* begin Data shown *
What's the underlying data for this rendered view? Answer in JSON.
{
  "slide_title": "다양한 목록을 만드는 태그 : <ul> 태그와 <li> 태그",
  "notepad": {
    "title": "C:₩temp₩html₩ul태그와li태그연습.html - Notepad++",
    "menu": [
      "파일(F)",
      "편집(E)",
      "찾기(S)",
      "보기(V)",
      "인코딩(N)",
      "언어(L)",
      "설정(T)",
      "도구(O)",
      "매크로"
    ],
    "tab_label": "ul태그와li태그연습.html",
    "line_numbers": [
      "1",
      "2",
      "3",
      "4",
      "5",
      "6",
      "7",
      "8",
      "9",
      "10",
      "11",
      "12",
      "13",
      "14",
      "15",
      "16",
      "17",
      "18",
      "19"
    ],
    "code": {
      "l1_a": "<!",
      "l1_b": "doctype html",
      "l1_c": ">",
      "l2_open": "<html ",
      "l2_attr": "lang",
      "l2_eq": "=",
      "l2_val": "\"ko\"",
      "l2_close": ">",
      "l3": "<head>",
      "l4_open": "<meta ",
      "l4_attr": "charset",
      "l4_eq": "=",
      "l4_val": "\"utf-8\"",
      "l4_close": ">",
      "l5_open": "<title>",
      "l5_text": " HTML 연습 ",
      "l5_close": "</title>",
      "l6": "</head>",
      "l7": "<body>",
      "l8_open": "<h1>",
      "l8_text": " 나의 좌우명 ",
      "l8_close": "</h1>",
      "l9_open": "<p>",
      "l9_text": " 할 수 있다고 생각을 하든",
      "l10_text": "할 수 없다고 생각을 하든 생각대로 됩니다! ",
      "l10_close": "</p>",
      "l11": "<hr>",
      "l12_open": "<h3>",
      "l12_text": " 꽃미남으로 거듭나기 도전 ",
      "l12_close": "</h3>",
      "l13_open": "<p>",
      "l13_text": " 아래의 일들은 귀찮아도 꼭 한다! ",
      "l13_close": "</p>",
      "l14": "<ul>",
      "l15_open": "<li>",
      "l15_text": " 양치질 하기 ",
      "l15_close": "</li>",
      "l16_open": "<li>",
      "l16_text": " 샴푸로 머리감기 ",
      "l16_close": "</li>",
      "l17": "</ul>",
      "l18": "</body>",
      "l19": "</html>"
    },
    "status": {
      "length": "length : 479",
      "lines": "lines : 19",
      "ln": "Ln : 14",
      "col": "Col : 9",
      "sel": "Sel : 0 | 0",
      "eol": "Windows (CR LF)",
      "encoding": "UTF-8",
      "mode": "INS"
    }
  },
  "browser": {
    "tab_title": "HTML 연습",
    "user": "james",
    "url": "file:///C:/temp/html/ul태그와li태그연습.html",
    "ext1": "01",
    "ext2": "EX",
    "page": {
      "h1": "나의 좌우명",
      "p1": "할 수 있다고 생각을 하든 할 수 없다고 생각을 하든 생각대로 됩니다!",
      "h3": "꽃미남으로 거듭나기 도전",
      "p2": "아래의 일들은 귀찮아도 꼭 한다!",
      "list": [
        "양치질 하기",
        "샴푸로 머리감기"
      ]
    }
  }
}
* end Data shown *
**What to produce:**
Write the data out again in full and exactly.

**Answer to the problem:**
What's the underlying data for this rendered view? Answer in JSON.
{
  "slide_title": "다양한 목록을 만드는 태그 : <ul> 태그와 <li> 태그",
  "notepad": {
    "title": "C:₩temp₩html₩ul태그와li태그연습.html - Notepad++",
    "menu": [
      "파일(F)",
      "편집(E)",
      "찾기(S)",
      "보기(V)",
      "인코딩(N)",
      "언어(L)",
      "설정(T)",
      "도구(O)",
      "매크로"
    ],
    "tab_label": "ul태그와li태그연습.html",
    "line_numbers": [
      "1",
      "2",
      "3",
      "4",
      "5",
      "6",
      "7",
      "8",
      "9",
      "10",
      "11",
      "12",
      "13",
      "14",
      "15",
      "16",
      "17",
      "18",
      "19"
    ],
    "code": {
      "l1_a": "<!",
      "l1_b": "doctype html",
      "l1_c": ">",
      "l2_open": "<html ",
      "l2_attr": "lang",
      "l2_eq": "=",
      "l2_val": "\"ko\"",
      "l2_close": ">",
      "l3": "<head>",
      "l4_open": "<meta ",
      "l4_attr": "charset",
      "l4_eq": "=",
      "l4_val": "\"utf-8\"",
      "l4_close": ">",
      "l5_open": "<title>",
      "l5_text": " HTML 연습 ",
      "l5_close": "</title>",
      "l6": "</head>",
      "l7": "<body>",
      "l8_open": "<h1>",
      "l8_text": " 나의 좌우명 ",
      "l8_close": "</h1>",
      "l9_open": "<p>",
      "l9_text": " 할 수 있다고 생각을 하든",
      "l10_text": "할 수 없다고 생각을 하든 생각대로 됩니다! ",
      "l10_close": "</p>",
      "l11": "<hr>",
      "l12_open": "<h3>",
      "l12_text": " 꽃미남으로 거듭나기 도전 ",
      "l12_close": "</h3>",
      "l13_open": "<p>",
      "l13_text": " 아래의 일들은 귀찮아도 꼭 한다! ",
      "l13_close": "</p>",
      "l14": "<ul>",
      "l15_open": "<li>",
      "l15_text": " 양치질 하기 ",
      "l15_close": "</li>",
      "l16_open": "<li>",
      "l16_text": " 샴푸로 머리감기 ",
      "l16_close": "</li>",
      "l17": "</ul>",
      "l18": "</body>",
      "l19": "</html>"
    },
    "status": {
      "length": "length : 479",
      "lines": "lines : 19",
      "ln": "Ln : 14",
      "col": "Col : 9",
      "sel": "Sel : 0 | 0",
      "eol": "Windows (CR LF)",
      "encoding": "UTF-8",
      "mode": "INS"
    }
  },
  "browser": {
    "tab_title": "HTML 연습",
    "user": "james",
    "url": "file:///C:/temp/html/ul태그와li태그연습.html",
    "ext1": "01",
    "ext2": "EX",
    "page": {
      "h1": "나의 좌우명",
      "p1": "할 수 있다고 생각을 하든 할 수 없다고 생각을 하든 생각대로 됩니다!",
      "h3": "꽃미남으로 거듭나기 도전",
      "p2": "아래의 일들은 귀찮아도 꼭 한다!",
      "list": [
        "양치질 하기",
        "샴푸로 머리감기"
      ]
    }
  }
}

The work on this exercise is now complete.